▶ What is required: Gather, from the data below, each line in which the word "中国社会工作研究" occurs.

▶ Dataset rows:
━━━━━━━━━━━━━━━━━━━━━━━━━━━━━━

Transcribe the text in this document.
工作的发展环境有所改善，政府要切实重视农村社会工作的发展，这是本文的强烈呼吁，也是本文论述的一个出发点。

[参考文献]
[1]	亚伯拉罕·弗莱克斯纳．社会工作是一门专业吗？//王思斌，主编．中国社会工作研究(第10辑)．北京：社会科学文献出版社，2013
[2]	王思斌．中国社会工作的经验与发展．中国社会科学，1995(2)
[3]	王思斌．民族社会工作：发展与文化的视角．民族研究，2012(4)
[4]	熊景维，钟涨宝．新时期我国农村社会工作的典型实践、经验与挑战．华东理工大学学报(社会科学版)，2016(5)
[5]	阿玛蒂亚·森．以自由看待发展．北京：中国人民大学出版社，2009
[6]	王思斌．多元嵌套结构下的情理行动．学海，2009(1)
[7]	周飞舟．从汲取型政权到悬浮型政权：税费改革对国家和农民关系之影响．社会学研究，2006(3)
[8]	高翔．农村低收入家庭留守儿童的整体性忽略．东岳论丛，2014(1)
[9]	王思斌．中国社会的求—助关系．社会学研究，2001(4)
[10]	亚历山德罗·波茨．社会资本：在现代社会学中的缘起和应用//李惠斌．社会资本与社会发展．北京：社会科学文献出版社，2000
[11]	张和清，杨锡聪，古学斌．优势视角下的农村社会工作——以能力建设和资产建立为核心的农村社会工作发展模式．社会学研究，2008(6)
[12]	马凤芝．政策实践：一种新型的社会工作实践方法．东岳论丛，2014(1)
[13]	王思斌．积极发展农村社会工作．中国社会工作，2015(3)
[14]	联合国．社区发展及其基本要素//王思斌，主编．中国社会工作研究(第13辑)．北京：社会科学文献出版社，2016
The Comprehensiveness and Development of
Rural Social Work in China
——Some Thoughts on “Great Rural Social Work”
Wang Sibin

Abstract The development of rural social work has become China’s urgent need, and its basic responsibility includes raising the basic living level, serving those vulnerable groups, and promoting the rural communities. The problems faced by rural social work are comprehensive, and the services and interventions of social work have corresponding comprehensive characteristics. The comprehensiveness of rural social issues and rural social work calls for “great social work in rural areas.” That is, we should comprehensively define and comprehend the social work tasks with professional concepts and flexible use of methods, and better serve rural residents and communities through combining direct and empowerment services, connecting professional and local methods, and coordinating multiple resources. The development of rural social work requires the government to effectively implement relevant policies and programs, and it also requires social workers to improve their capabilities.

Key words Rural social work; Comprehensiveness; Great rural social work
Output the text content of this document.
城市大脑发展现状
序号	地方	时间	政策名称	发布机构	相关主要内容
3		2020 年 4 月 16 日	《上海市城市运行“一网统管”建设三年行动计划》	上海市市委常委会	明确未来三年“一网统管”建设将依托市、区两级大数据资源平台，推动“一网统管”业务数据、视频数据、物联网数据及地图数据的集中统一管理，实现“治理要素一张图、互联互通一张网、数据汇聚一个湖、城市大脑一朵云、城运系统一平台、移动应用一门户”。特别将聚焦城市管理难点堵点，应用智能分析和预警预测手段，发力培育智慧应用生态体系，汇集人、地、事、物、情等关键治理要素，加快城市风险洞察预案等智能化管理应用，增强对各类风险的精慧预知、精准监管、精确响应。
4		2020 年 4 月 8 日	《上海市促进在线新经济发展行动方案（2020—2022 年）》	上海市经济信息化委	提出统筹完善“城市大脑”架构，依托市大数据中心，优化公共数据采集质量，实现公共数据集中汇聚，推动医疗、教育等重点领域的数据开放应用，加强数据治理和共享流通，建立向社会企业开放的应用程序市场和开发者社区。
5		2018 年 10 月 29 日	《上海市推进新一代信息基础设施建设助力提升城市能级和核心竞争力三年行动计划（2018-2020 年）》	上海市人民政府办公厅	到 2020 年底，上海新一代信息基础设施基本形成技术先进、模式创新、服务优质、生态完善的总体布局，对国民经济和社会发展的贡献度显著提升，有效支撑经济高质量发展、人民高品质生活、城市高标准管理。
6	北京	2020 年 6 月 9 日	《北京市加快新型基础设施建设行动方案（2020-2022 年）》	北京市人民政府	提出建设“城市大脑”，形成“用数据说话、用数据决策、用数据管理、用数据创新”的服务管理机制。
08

━━━━━━━━━━━━━━━━━━━━━━━━━━━━━━

▶ Task answer:
[1]	亚伯拉罕·弗莱克斯纳．社会工作是一门专业吗？//王思斌，主编．中国社会工作研究(第10辑)．北京：社会科学文献出版社，2013
[14]	联合国．社区发展及其基本要素//王思斌，主编．中国社会工作研究(第13辑)．北京：社会科学文献出版社，2016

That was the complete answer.